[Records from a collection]
::::::

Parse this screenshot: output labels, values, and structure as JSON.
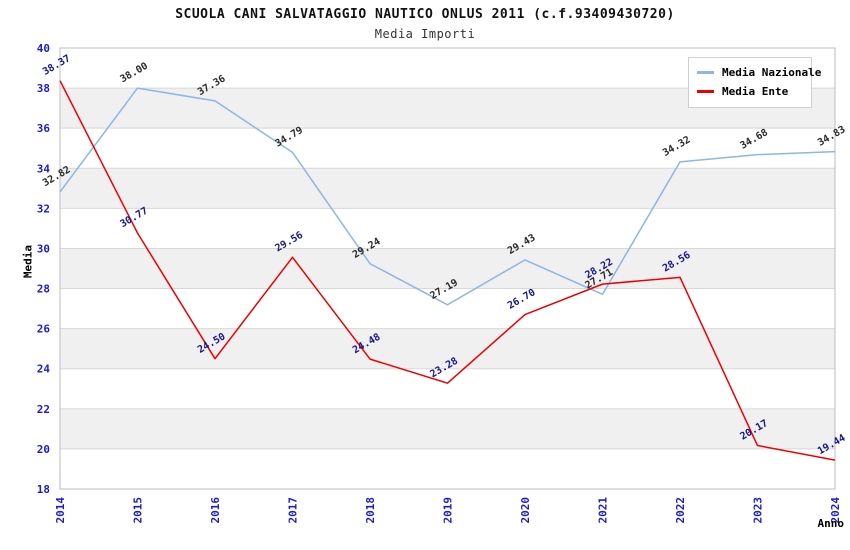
{
  "header": {
    "title": "SCUOLA CANI SALVATAGGIO NAUTICO ONLUS 2011 (c.f.93409430720)",
    "subtitle": "Media Importi"
  },
  "chart_data": {
    "type": "line",
    "x": [
      2014,
      2015,
      2016,
      2017,
      2018,
      2019,
      2020,
      2021,
      2022,
      2023,
      2024
    ],
    "series": [
      {
        "name": "Media Nazionale",
        "color": "#8ab6e8",
        "label_color": "#2a2a2a",
        "values": [
          32.82,
          38.0,
          37.36,
          34.79,
          29.24,
          27.19,
          29.43,
          27.71,
          34.32,
          34.68,
          34.83
        ]
      },
      {
        "name": "Media Ente",
        "color": "#ee0000",
        "label_color": "#16168c",
        "values": [
          38.37,
          30.77,
          24.5,
          29.56,
          24.48,
          23.28,
          26.7,
          28.22,
          28.56,
          20.17,
          19.44
        ]
      }
    ],
    "xlabel": "Anno",
    "ylabel": "Media",
    "ylim": [
      18,
      40
    ],
    "ytick_step": 2,
    "grid": "horizontal",
    "legend_position": "top-right",
    "point_label_decimals": 2,
    "colors": {
      "band_fill": "#f0f0f0",
      "gridline": "#d8d8d8",
      "frame": "#bdbdbd",
      "tick_label": "#1c1ccf",
      "axis_title": "#000000"
    }
  }
}
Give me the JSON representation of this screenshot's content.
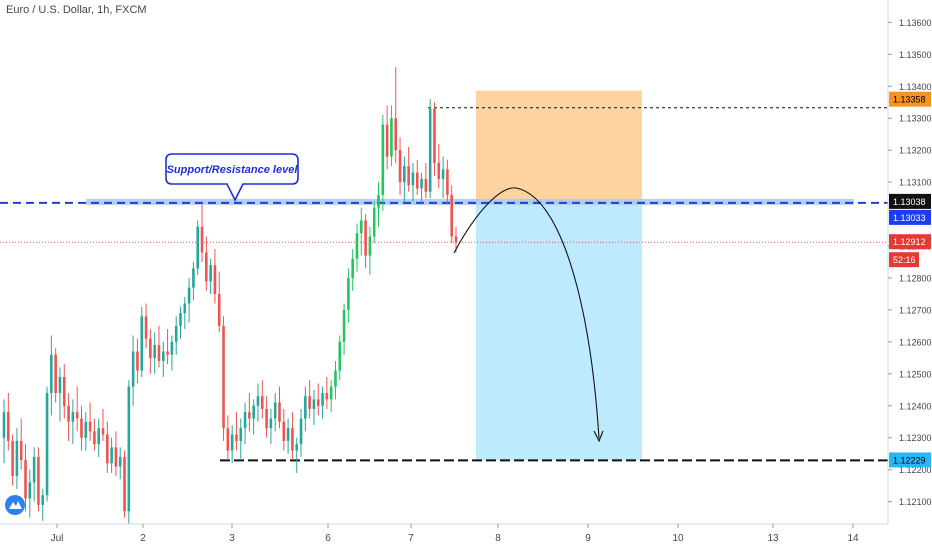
{
  "header": {
    "title": "Euro / U.S. Dollar, 1h, FXCM"
  },
  "colors": {
    "up": "#26a69a",
    "up_bright": "#22c55e",
    "down": "#ef5350",
    "support_band": "#a8c8f0",
    "support_line": "#1e3fd6",
    "stop_zone": "#fdd4a0",
    "target_zone": "#bdeafc",
    "last_price_line": "#ef5350",
    "axis_text": "#434651"
  },
  "annotation": {
    "label": "Support/Resistance level"
  },
  "badges": {
    "stop": "1.13358",
    "level": "1.13038",
    "level2": "1.13033",
    "last": "1.12912",
    "countdown": "52:16",
    "target": "1.12229"
  },
  "chart_data": {
    "type": "candlestick",
    "title": "Euro / U.S. Dollar, 1h, FXCM",
    "x_ticks": [
      "Jul",
      "2",
      "3",
      "6",
      "7",
      "8",
      "9",
      "10",
      "13",
      "14"
    ],
    "y_ticks": [
      "1.13600",
      "1.13500",
      "1.13400",
      "1.13300",
      "1.13200",
      "1.13100",
      "1.12900",
      "1.12800",
      "1.12700",
      "1.12600",
      "1.12500",
      "1.12400",
      "1.12300",
      "1.12200",
      "1.12100"
    ],
    "ylim": [
      1.1203,
      1.1367
    ],
    "levels": {
      "support_resistance": 1.13035,
      "stop_loss": 1.13358,
      "take_profit": 1.12229,
      "last_price": 1.12912
    },
    "candles": [
      [
        1.123,
        1.1242,
        1.1222,
        1.1238
      ],
      [
        1.1238,
        1.1244,
        1.1226,
        1.1229
      ],
      [
        1.1229,
        1.1231,
        1.1215,
        1.1218
      ],
      [
        1.1218,
        1.1233,
        1.1214,
        1.1229
      ],
      [
        1.1229,
        1.1236,
        1.122,
        1.1223
      ],
      [
        1.1223,
        1.1228,
        1.1207,
        1.1211
      ],
      [
        1.1211,
        1.122,
        1.1205,
        1.1216
      ],
      [
        1.1216,
        1.1227,
        1.121,
        1.1224
      ],
      [
        1.1224,
        1.1227,
        1.1207,
        1.1209
      ],
      [
        1.1209,
        1.1214,
        1.1204,
        1.1212
      ],
      [
        1.1212,
        1.1246,
        1.121,
        1.1244
      ],
      [
        1.1244,
        1.1262,
        1.1237,
        1.1256
      ],
      [
        1.1256,
        1.1258,
        1.1241,
        1.1244
      ],
      [
        1.1244,
        1.1252,
        1.1235,
        1.1249
      ],
      [
        1.1249,
        1.1253,
        1.1236,
        1.124
      ],
      [
        1.124,
        1.1244,
        1.1229,
        1.1235
      ],
      [
        1.1235,
        1.1242,
        1.1228,
        1.1238
      ],
      [
        1.1238,
        1.1246,
        1.1232,
        1.1236
      ],
      [
        1.1236,
        1.124,
        1.1226,
        1.123
      ],
      [
        1.123,
        1.1238,
        1.1226,
        1.1235
      ],
      [
        1.1235,
        1.1241,
        1.1229,
        1.1232
      ],
      [
        1.1232,
        1.1236,
        1.1226,
        1.1228
      ],
      [
        1.1228,
        1.1236,
        1.1224,
        1.1233
      ],
      [
        1.1233,
        1.1239,
        1.1229,
        1.1231
      ],
      [
        1.1231,
        1.1235,
        1.1219,
        1.1222
      ],
      [
        1.1222,
        1.123,
        1.1219,
        1.1227
      ],
      [
        1.1227,
        1.1232,
        1.1218,
        1.1221
      ],
      [
        1.1221,
        1.1227,
        1.1217,
        1.1224
      ],
      [
        1.1224,
        1.1226,
        1.1205,
        1.1207
      ],
      [
        1.1207,
        1.1248,
        1.1203,
        1.1246
      ],
      [
        1.1246,
        1.1262,
        1.124,
        1.1257
      ],
      [
        1.1257,
        1.1261,
        1.1247,
        1.1251
      ],
      [
        1.1251,
        1.1271,
        1.1249,
        1.1268
      ],
      [
        1.1268,
        1.1272,
        1.1258,
        1.1261
      ],
      [
        1.1261,
        1.1264,
        1.125,
        1.1255
      ],
      [
        1.1255,
        1.1263,
        1.125,
        1.1259
      ],
      [
        1.1259,
        1.1265,
        1.1252,
        1.1254
      ],
      [
        1.1254,
        1.126,
        1.1249,
        1.1257
      ],
      [
        1.1257,
        1.1264,
        1.1253,
        1.1256
      ],
      [
        1.1256,
        1.1262,
        1.1251,
        1.126
      ],
      [
        1.126,
        1.1268,
        1.1256,
        1.1265
      ],
      [
        1.1265,
        1.1271,
        1.1261,
        1.1269
      ],
      [
        1.1269,
        1.1274,
        1.1264,
        1.1272
      ],
      [
        1.1272,
        1.128,
        1.1266,
        1.1277
      ],
      [
        1.1277,
        1.1285,
        1.1273,
        1.1283
      ],
      [
        1.1283,
        1.1298,
        1.1281,
        1.1296
      ],
      [
        1.1296,
        1.1303,
        1.1285,
        1.1288
      ],
      [
        1.1288,
        1.1293,
        1.1276,
        1.1279
      ],
      [
        1.1279,
        1.1286,
        1.1275,
        1.1284
      ],
      [
        1.1284,
        1.1289,
        1.1272,
        1.1275
      ],
      [
        1.1275,
        1.1282,
        1.1263,
        1.1265
      ],
      [
        1.1265,
        1.1268,
        1.1229,
        1.1233
      ],
      [
        1.1233,
        1.1237,
        1.1223,
        1.1226
      ],
      [
        1.1226,
        1.1234,
        1.1222,
        1.1231
      ],
      [
        1.1231,
        1.1238,
        1.1226,
        1.1229
      ],
      [
        1.1229,
        1.1236,
        1.1223,
        1.1233
      ],
      [
        1.1233,
        1.1241,
        1.1228,
        1.1238
      ],
      [
        1.1238,
        1.1244,
        1.1232,
        1.1236
      ],
      [
        1.1236,
        1.1242,
        1.1231,
        1.124
      ],
      [
        1.124,
        1.1247,
        1.1235,
        1.1243
      ],
      [
        1.1243,
        1.1248,
        1.1236,
        1.1239
      ],
      [
        1.1239,
        1.1243,
        1.123,
        1.1233
      ],
      [
        1.1233,
        1.1239,
        1.1228,
        1.1236
      ],
      [
        1.1236,
        1.1244,
        1.1232,
        1.1241
      ],
      [
        1.1241,
        1.1246,
        1.1233,
        1.1235
      ],
      [
        1.1235,
        1.1239,
        1.1226,
        1.1229
      ],
      [
        1.1229,
        1.1236,
        1.1225,
        1.1233
      ],
      [
        1.1233,
        1.1238,
        1.1223,
        1.1226
      ],
      [
        1.1226,
        1.123,
        1.1219,
        1.1228
      ],
      [
        1.1228,
        1.1239,
        1.1224,
        1.1236
      ],
      [
        1.1236,
        1.1246,
        1.1232,
        1.1243
      ],
      [
        1.1243,
        1.1248,
        1.1236,
        1.1239
      ],
      [
        1.1239,
        1.1245,
        1.1234,
        1.1242
      ],
      [
        1.1242,
        1.1247,
        1.1237,
        1.124
      ],
      [
        1.124,
        1.1246,
        1.1236,
        1.1244
      ],
      [
        1.1244,
        1.1249,
        1.1239,
        1.1242
      ],
      [
        1.1242,
        1.1248,
        1.1238,
        1.1246
      ],
      [
        1.1246,
        1.1254,
        1.1242,
        1.1251
      ],
      [
        1.1251,
        1.1262,
        1.1248,
        1.126
      ],
      [
        1.126,
        1.1272,
        1.1256,
        1.127
      ],
      [
        1.127,
        1.1283,
        1.1266,
        1.128
      ],
      [
        1.128,
        1.1289,
        1.1276,
        1.1286
      ],
      [
        1.1286,
        1.1297,
        1.1282,
        1.1294
      ],
      [
        1.1294,
        1.1302,
        1.1287,
        1.1298
      ],
      [
        1.1298,
        1.13,
        1.1283,
        1.1287
      ],
      [
        1.1287,
        1.1296,
        1.1281,
        1.1293
      ],
      [
        1.1293,
        1.1304,
        1.1291,
        1.1302
      ],
      [
        1.1302,
        1.131,
        1.1296,
        1.1306
      ],
      [
        1.1306,
        1.1331,
        1.1301,
        1.1328
      ],
      [
        1.1328,
        1.1334,
        1.1314,
        1.1318
      ],
      [
        1.1318,
        1.1334,
        1.1315,
        1.133
      ],
      [
        1.133,
        1.1346,
        1.1316,
        1.132
      ],
      [
        1.132,
        1.1324,
        1.1306,
        1.131
      ],
      [
        1.131,
        1.1318,
        1.1304,
        1.1315
      ],
      [
        1.1315,
        1.1321,
        1.1307,
        1.1309
      ],
      [
        1.1309,
        1.1316,
        1.1304,
        1.1313
      ],
      [
        1.1313,
        1.1317,
        1.1306,
        1.1308
      ],
      [
        1.1308,
        1.1313,
        1.1303,
        1.1311
      ],
      [
        1.1311,
        1.1316,
        1.1305,
        1.1307
      ],
      [
        1.1307,
        1.1336,
        1.1305,
        1.1333
      ],
      [
        1.1333,
        1.1335,
        1.1312,
        1.1316
      ],
      [
        1.1316,
        1.1322,
        1.1308,
        1.1311
      ],
      [
        1.1311,
        1.1318,
        1.1305,
        1.1314
      ],
      [
        1.1314,
        1.1317,
        1.1303,
        1.1306
      ],
      [
        1.1306,
        1.1309,
        1.1291,
        1.1293
      ],
      [
        1.1293,
        1.1296,
        1.1288,
        1.12912
      ]
    ]
  }
}
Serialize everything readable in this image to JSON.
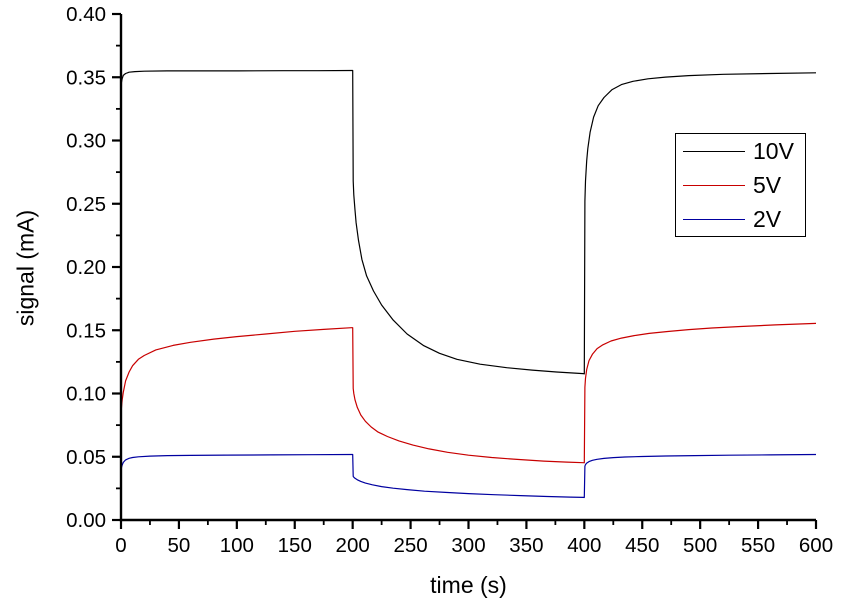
{
  "chart_data": {
    "type": "line",
    "title": "",
    "xlabel": "time (s)",
    "ylabel": "signal (mA)",
    "xlim": [
      0,
      600
    ],
    "ylim": [
      0.0,
      0.4
    ],
    "x_major_ticks": [
      0,
      50,
      100,
      150,
      200,
      250,
      300,
      350,
      400,
      450,
      500,
      550,
      600
    ],
    "x_minor_step": 25,
    "y_major_ticks": [
      0.0,
      0.05,
      0.1,
      0.15,
      0.2,
      0.25,
      0.3,
      0.35,
      0.4
    ],
    "y_minor_step": 0.025,
    "y_tick_decimals": 2,
    "grid": false,
    "axis_color": "#000000",
    "background_color": "#ffffff",
    "legend": {
      "position": "upper right",
      "border": true,
      "entries": [
        {
          "label": "10V",
          "color": "#000000"
        },
        {
          "label": "5V",
          "color": "#c80000"
        },
        {
          "label": "2V",
          "color": "#0000a0"
        }
      ]
    },
    "series": [
      {
        "name": "10V",
        "color": "#000000",
        "points": [
          [
            0,
            0.344
          ],
          [
            1,
            0.349
          ],
          [
            2,
            0.3515
          ],
          [
            4,
            0.353
          ],
          [
            7,
            0.354
          ],
          [
            12,
            0.3545
          ],
          [
            20,
            0.3548
          ],
          [
            40,
            0.355
          ],
          [
            70,
            0.355
          ],
          [
            100,
            0.355
          ],
          [
            140,
            0.3552
          ],
          [
            170,
            0.3552
          ],
          [
            199,
            0.3553
          ],
          [
            200,
            0.3553
          ],
          [
            200.5,
            0.268
          ],
          [
            201,
            0.257
          ],
          [
            202,
            0.245
          ],
          [
            203,
            0.235
          ],
          [
            205,
            0.221
          ],
          [
            208,
            0.206
          ],
          [
            212,
            0.193
          ],
          [
            218,
            0.181
          ],
          [
            225,
            0.17
          ],
          [
            235,
            0.158
          ],
          [
            247,
            0.147
          ],
          [
            261,
            0.138
          ],
          [
            275,
            0.1318
          ],
          [
            290,
            0.127
          ],
          [
            310,
            0.1232
          ],
          [
            333,
            0.1204
          ],
          [
            355,
            0.1185
          ],
          [
            376,
            0.117
          ],
          [
            399,
            0.1157
          ],
          [
            400,
            0.1155
          ],
          [
            400.5,
            0.252
          ],
          [
            401,
            0.268
          ],
          [
            402,
            0.284
          ],
          [
            403,
            0.2935
          ],
          [
            405,
            0.3065
          ],
          [
            408,
            0.3185
          ],
          [
            412,
            0.3275
          ],
          [
            417,
            0.334
          ],
          [
            424,
            0.3402
          ],
          [
            432,
            0.3442
          ],
          [
            442,
            0.3468
          ],
          [
            455,
            0.3488
          ],
          [
            470,
            0.3501
          ],
          [
            490,
            0.3513
          ],
          [
            520,
            0.3523
          ],
          [
            560,
            0.353
          ],
          [
            600,
            0.3535
          ]
        ]
      },
      {
        "name": "5V",
        "color": "#c80000",
        "points": [
          [
            0,
            0.085
          ],
          [
            1,
            0.095
          ],
          [
            2,
            0.101
          ],
          [
            4,
            0.11
          ],
          [
            7,
            0.117
          ],
          [
            10,
            0.122
          ],
          [
            15,
            0.127
          ],
          [
            20,
            0.13
          ],
          [
            30,
            0.1345
          ],
          [
            45,
            0.138
          ],
          [
            60,
            0.1405
          ],
          [
            80,
            0.143
          ],
          [
            100,
            0.145
          ],
          [
            125,
            0.147
          ],
          [
            150,
            0.1492
          ],
          [
            175,
            0.1507
          ],
          [
            199,
            0.152
          ],
          [
            200,
            0.152
          ],
          [
            200.5,
            0.104
          ],
          [
            201,
            0.1
          ],
          [
            202,
            0.095
          ],
          [
            204,
            0.089
          ],
          [
            207,
            0.083
          ],
          [
            211,
            0.078
          ],
          [
            216,
            0.0735
          ],
          [
            222,
            0.0695
          ],
          [
            230,
            0.066
          ],
          [
            240,
            0.0625
          ],
          [
            252,
            0.0592
          ],
          [
            266,
            0.0562
          ],
          [
            282,
            0.0535
          ],
          [
            300,
            0.0512
          ],
          [
            320,
            0.0494
          ],
          [
            342,
            0.0479
          ],
          [
            365,
            0.0466
          ],
          [
            385,
            0.0458
          ],
          [
            399,
            0.0453
          ],
          [
            400,
            0.0452
          ],
          [
            400.5,
            0.105
          ],
          [
            401,
            0.112
          ],
          [
            402,
            0.119
          ],
          [
            404,
            0.126
          ],
          [
            407,
            0.131
          ],
          [
            411,
            0.1355
          ],
          [
            416,
            0.1385
          ],
          [
            423,
            0.1415
          ],
          [
            432,
            0.1438
          ],
          [
            443,
            0.1458
          ],
          [
            456,
            0.1475
          ],
          [
            472,
            0.149
          ],
          [
            490,
            0.1505
          ],
          [
            510,
            0.1518
          ],
          [
            535,
            0.153
          ],
          [
            565,
            0.1542
          ],
          [
            600,
            0.1554
          ]
        ]
      },
      {
        "name": "2V",
        "color": "#0000a0",
        "points": [
          [
            0,
            0.04
          ],
          [
            1,
            0.0435
          ],
          [
            2,
            0.0455
          ],
          [
            4,
            0.0475
          ],
          [
            7,
            0.0488
          ],
          [
            10,
            0.0494
          ],
          [
            15,
            0.05
          ],
          [
            25,
            0.0505
          ],
          [
            40,
            0.0509
          ],
          [
            60,
            0.0511
          ],
          [
            90,
            0.0513
          ],
          [
            130,
            0.0515
          ],
          [
            165,
            0.0516
          ],
          [
            199,
            0.0518
          ],
          [
            200,
            0.0518
          ],
          [
            200.5,
            0.0345
          ],
          [
            201,
            0.0338
          ],
          [
            202,
            0.033
          ],
          [
            204,
            0.0318
          ],
          [
            207,
            0.0305
          ],
          [
            211,
            0.0292
          ],
          [
            217,
            0.0278
          ],
          [
            225,
            0.0264
          ],
          [
            235,
            0.0251
          ],
          [
            247,
            0.024
          ],
          [
            262,
            0.0228
          ],
          [
            280,
            0.0218
          ],
          [
            300,
            0.0209
          ],
          [
            322,
            0.02
          ],
          [
            345,
            0.0193
          ],
          [
            368,
            0.0186
          ],
          [
            388,
            0.0181
          ],
          [
            399,
            0.0179
          ],
          [
            400,
            0.0178
          ],
          [
            400.5,
            0.0425
          ],
          [
            401,
            0.0438
          ],
          [
            402,
            0.045
          ],
          [
            404,
            0.0462
          ],
          [
            407,
            0.0472
          ],
          [
            411,
            0.048
          ],
          [
            417,
            0.0487
          ],
          [
            425,
            0.0493
          ],
          [
            435,
            0.0498
          ],
          [
            450,
            0.0502
          ],
          [
            470,
            0.0506
          ],
          [
            495,
            0.0509
          ],
          [
            525,
            0.0512
          ],
          [
            560,
            0.0515
          ],
          [
            600,
            0.0518
          ]
        ]
      }
    ]
  }
}
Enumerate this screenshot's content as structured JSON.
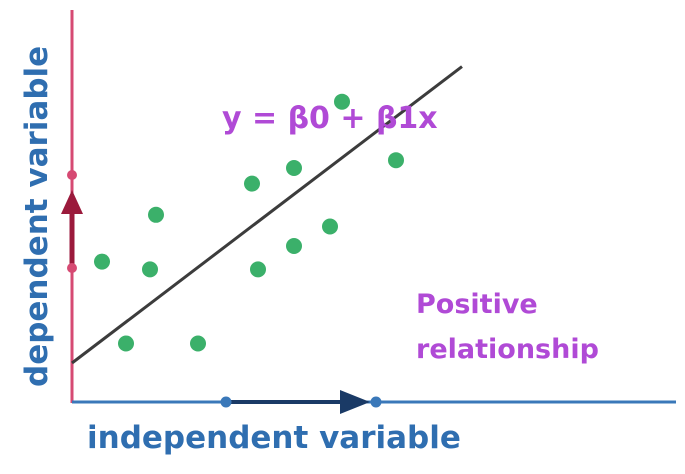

::::::

→ **Exercise instructions**
The word "content" may appear on some lines. Report how many lines hold it, giving the number alone.

→ **Task solution**
2